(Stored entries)
####################

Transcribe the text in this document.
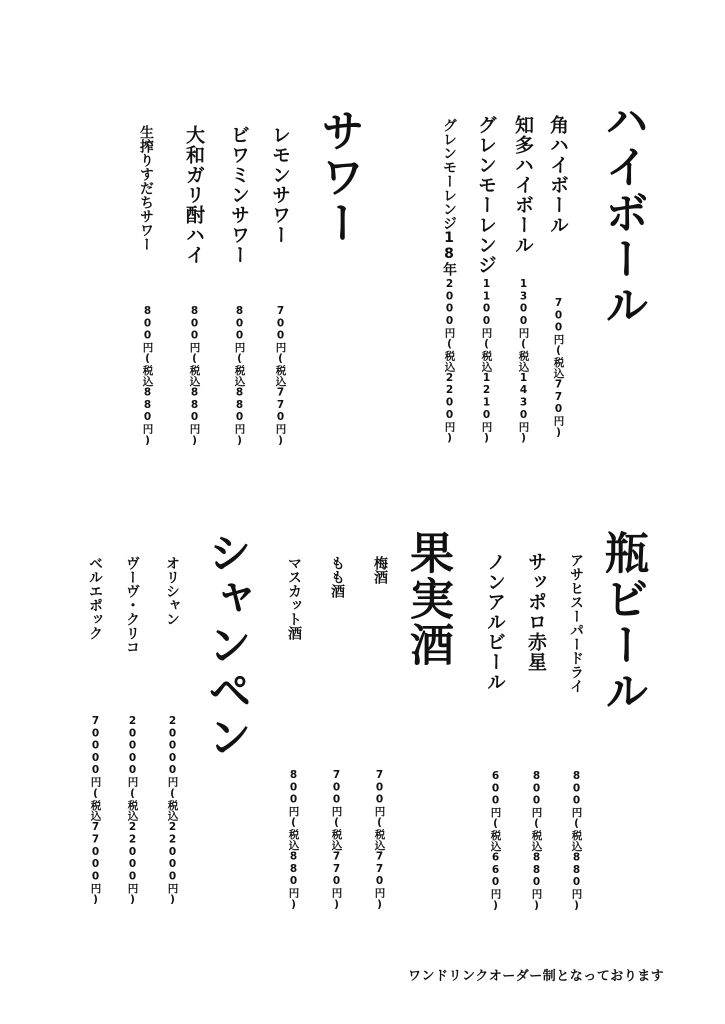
ハイボール
角ハイボール
700円(税込770円)
知多ハイボール
1300円(税込1430円)
グレンモーレンジ
1100円(税込1210円)
グレンモーレンジ18年
2000円(税込2200円)
サワー
レモンサワー
700円(税込770円)
ビワミンサワー
800円(税込880円)
大和ガリ酎ハイ
800円(税込880円)
生搾りすだちサワー
800円(税込880円)
瓶ビール
アサヒスーパードライ
800円(税込880円)
サッポロ赤星
800円(税込880円)
ノンアルビール
600円(税込660円)
果実酒
梅酒
700円(税込770円)
もも酒
700円(税込770円)
マスカット酒
800円(税込880円)
シャンペン
オリシャン
20000円(税込22000円)
ヴーヴ・クリコ
20000円(税込22000円)
ベルエポック
70000円(税込77000円)
ワンドリンクオーダー制となっております
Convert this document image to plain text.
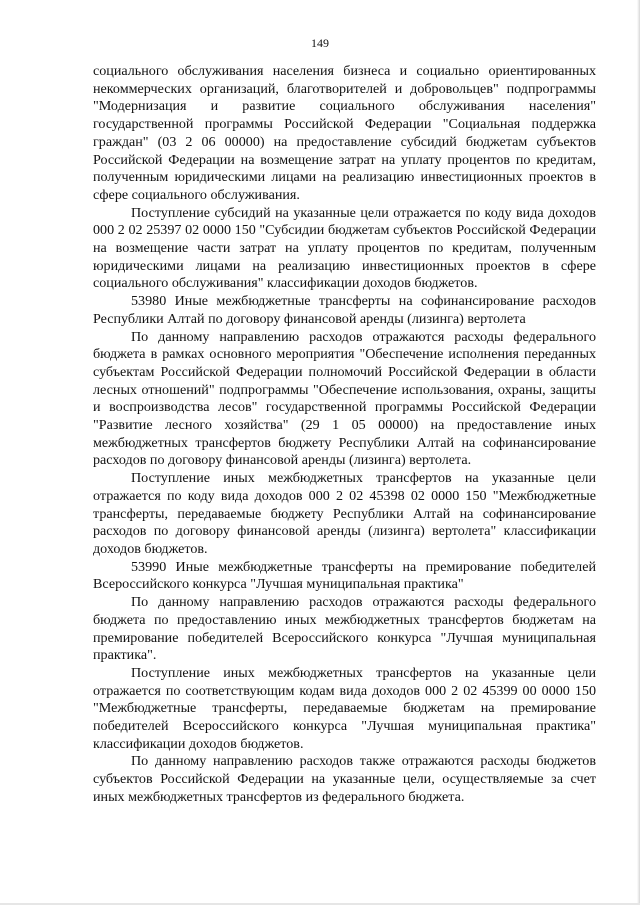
149

социального обслуживания населения бизнеса и социально ориентированных некоммерческих организаций, благотворителей и добровольцев" подпрограммы "Модернизация и развитие социального обслуживания населения" государственной программы Российской Федерации "Социальная поддержка граждан" (03 2 06 00000) на предоставление субсидий бюджетам субъектов Российской Федерации на возмещение затрат на уплату процентов по кредитам, полученным юридическими лицами на реализацию инвестиционных проектов в сфере социального обслуживания.

Поступление субсидий на указанные цели отражается по коду вида доходов 000 2 02 25397 02 0000 150 "Субсидии бюджетам субъектов Российской Федерации на возмещение части затрат на уплату процентов по кредитам, полученным юридическими лицами на реализацию инвестиционных проектов в сфере социального обслуживания" классификации доходов бюджетов.

53980 Иные межбюджетные трансферты на софинансирование расходов Республики Алтай по договору финансовой аренды (лизинга) вертолета

По данному направлению расходов отражаются расходы федерального бюджета в рамках основного мероприятия "Обеспечение исполнения переданных субъектам Российской Федерации полномочий Российской Федерации в области лесных отношений" подпрограммы "Обеспечение использования, охраны, защиты и воспроизводства лесов" государственной программы Российской Федерации "Развитие лесного хозяйства" (29 1 05 00000) на предоставление иных межбюджетных трансфертов бюджету Республики Алтай на софинансирование расходов по договору финансовой аренды (лизинга) вертолета.

Поступление иных межбюджетных трансфертов на указанные цели отражается по коду вида доходов 000 2 02 45398 02 0000 150 "Межбюджетные трансферты, передаваемые бюджету Республики Алтай на софинансирование расходов по договору финансовой аренды (лизинга) вертолета" классификации доходов бюджетов.

53990 Иные межбюджетные трансферты на премирование победителей Всероссийского конкурса "Лучшая муниципальная практика"

По данному направлению расходов отражаются расходы федерального бюджета по предоставлению иных межбюджетных трансфертов бюджетам на премирование победителей Всероссийского конкурса "Лучшая муниципальная практика".

Поступление иных межбюджетных трансфертов на указанные цели отражается по соответствующим кодам вида доходов 000 2 02 45399 00 0000 150 "Межбюджетные трансферты, передаваемые бюджетам на премирование победителей Всероссийского конкурса "Лучшая муниципальная практика" классификации доходов бюджетов.

По данному направлению расходов также отражаются расходы бюджетов субъектов Российской Федерации на указанные цели, осуществляемые за счет иных межбюджетных трансфертов из федерального бюджета.
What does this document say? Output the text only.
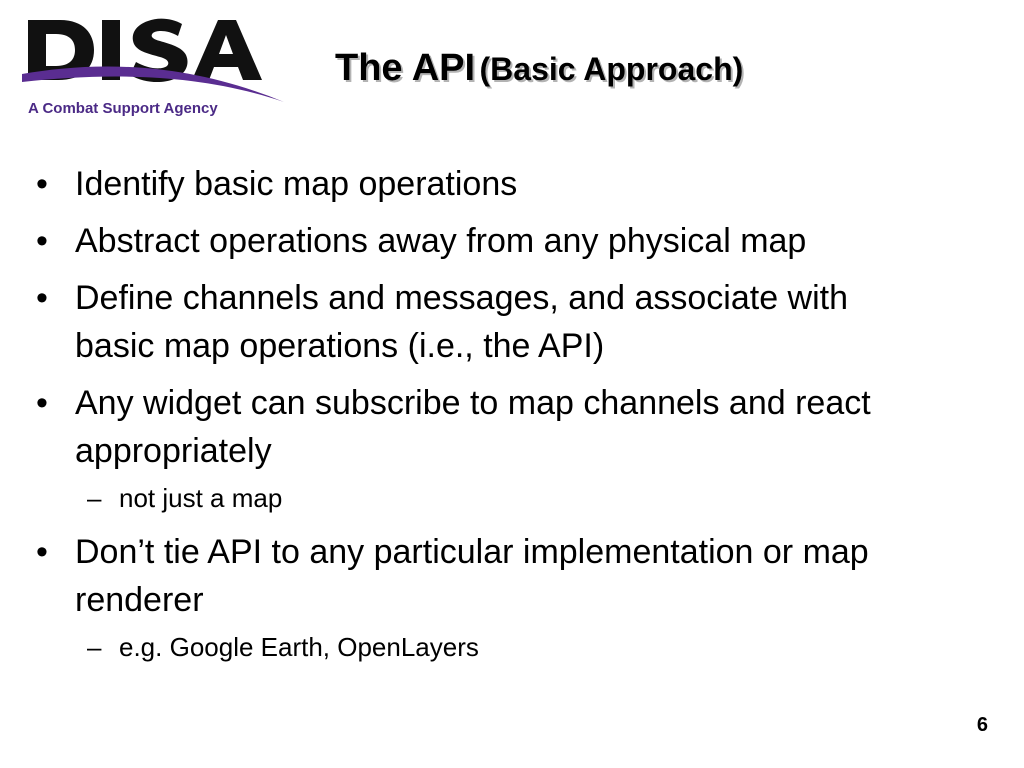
A Combat Support Agency
The API (Basic Approach)
• Identify basic map operations
• Abstract operations away from any physical map
• Define channels and messages, and associate with basic map operations (i.e., the API)
• Any widget can subscribe to map channels and react appropriately
– not just a map
• Don’t tie API to any particular implementation or map renderer
– e.g. Google Earth, OpenLayers
6
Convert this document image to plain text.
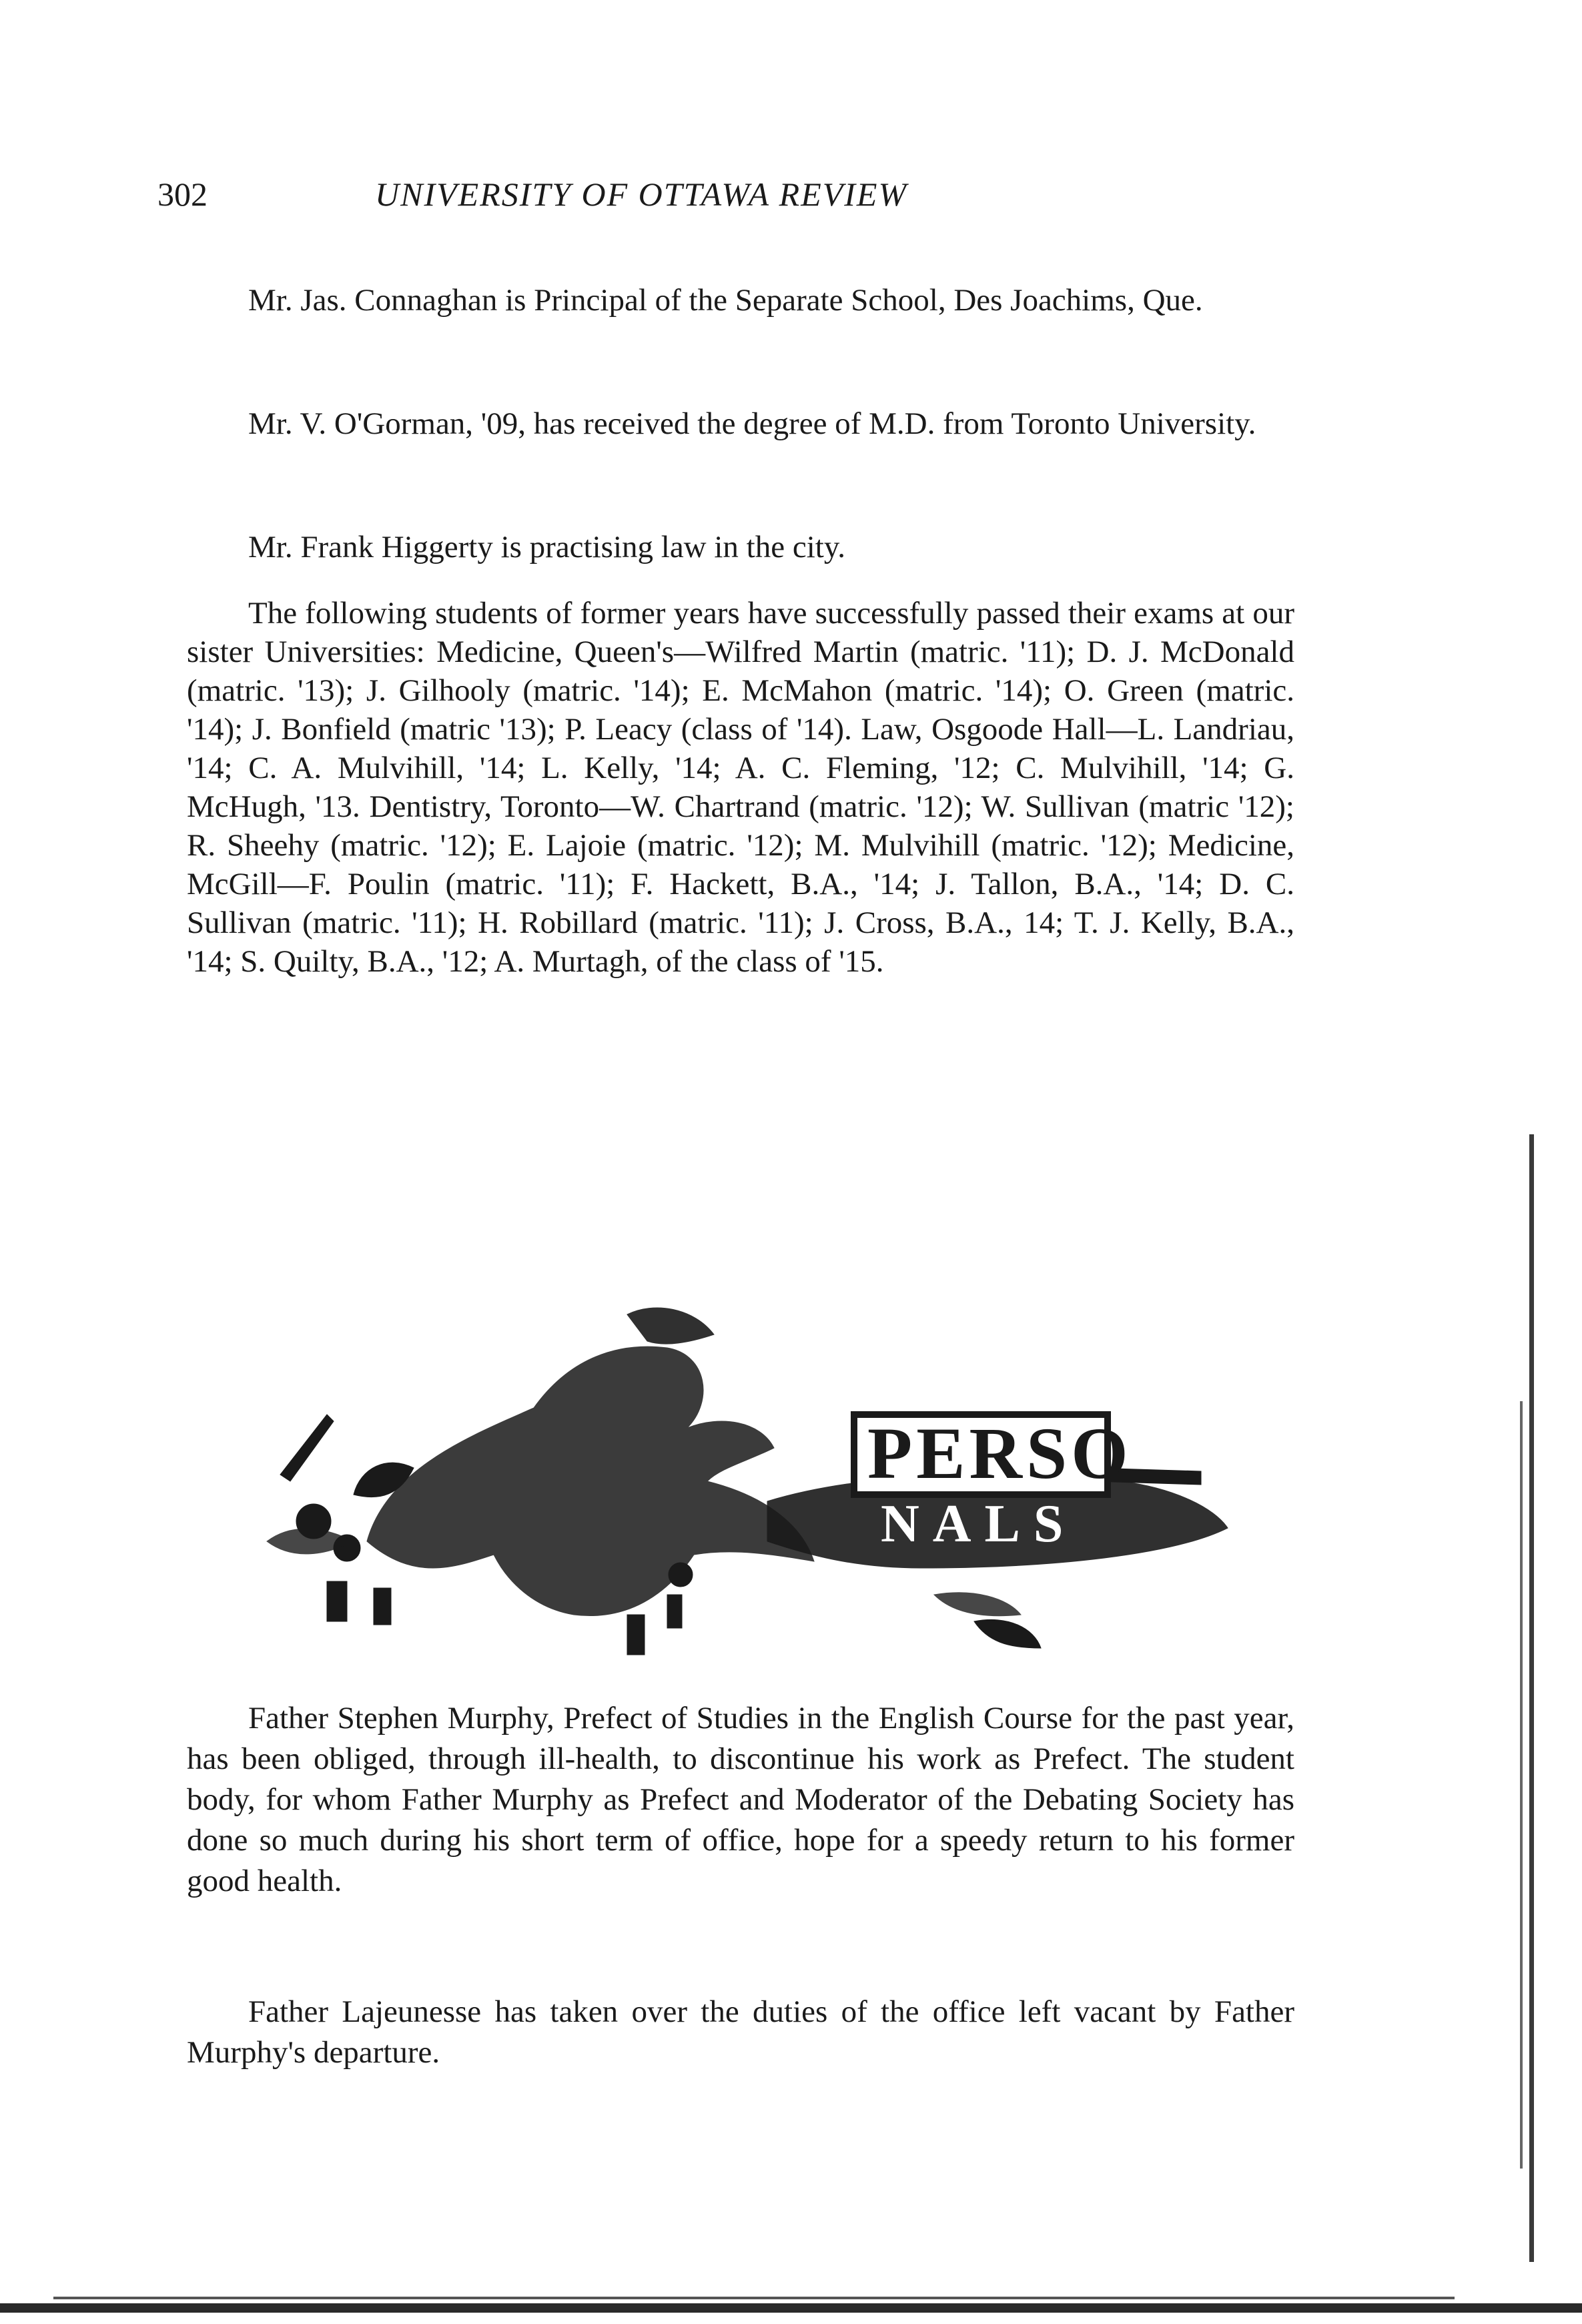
302	UNIVERSITY OF OTTAWA REVIEW

Mr. Jas. Connaghan is Principal of the Separate School, Des Joachims, Que.

Mr. V. O'Gorman, '09, has received the degree of M.D. from Toronto University.

Mr. Frank Higgerty is practising law in the city.

The following students of former years have successfully passed their exams at our sister Universities: Medicine, Queen's—Wilfred Martin (matric. '11); D. J. McDonald (matric. '13); J. Gilhooly (matric. '14); E. McMahon (matric. '14); O. Green (matric. '14); J. Bonfield (matric '13); P. Leacy (class of '14). Law, Osgoode Hall—L. Landriau, '14; C. A. Mulvihill, '14; L. Kelly, '14; A. C. Fleming, '12; C. Mulvihill, '14; G. McHugh, '13. Dentistry, Toronto—W. Chartrand (matric. '12); W. Sullivan (matric '12); R. Sheehy (matric. '12); E. Lajoie (matric. '12); M. Mulvihill (matric. '12); Medicine, McGill—F. Poulin (matric. '11); F. Hackett, B.A., '14; J. Tallon, B.A., '14; D. C. Sullivan (matric. '11); H. Robillard (matric. '11); J. Cross, B.A., 14; T. J. Kelly, B.A., '14; S. Quilty, B.A., '12; A. Murtagh, of the class of '15.

PERSO
NALS

Father Stephen Murphy, Prefect of Studies in the English Course for the past year, has been obliged, through ill-health, to discontinue his work as Prefect. The student body, for whom Father Murphy as Prefect and Moderator of the Debating Society has done so much during his short term of office, hope for a speedy return to his former good health.

Father Lajeunesse has taken over the duties of the office left vacant by Father Murphy's departure.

####################

WHAT YOU NEED TO DO: Read the entries and select each line where the word "document" is found.

WRITTEN RESPONSE:
Transcribe the text in this document.
Convert this document image to plain text.
What does this document say? Output the text only.
Convert this document image to plain text.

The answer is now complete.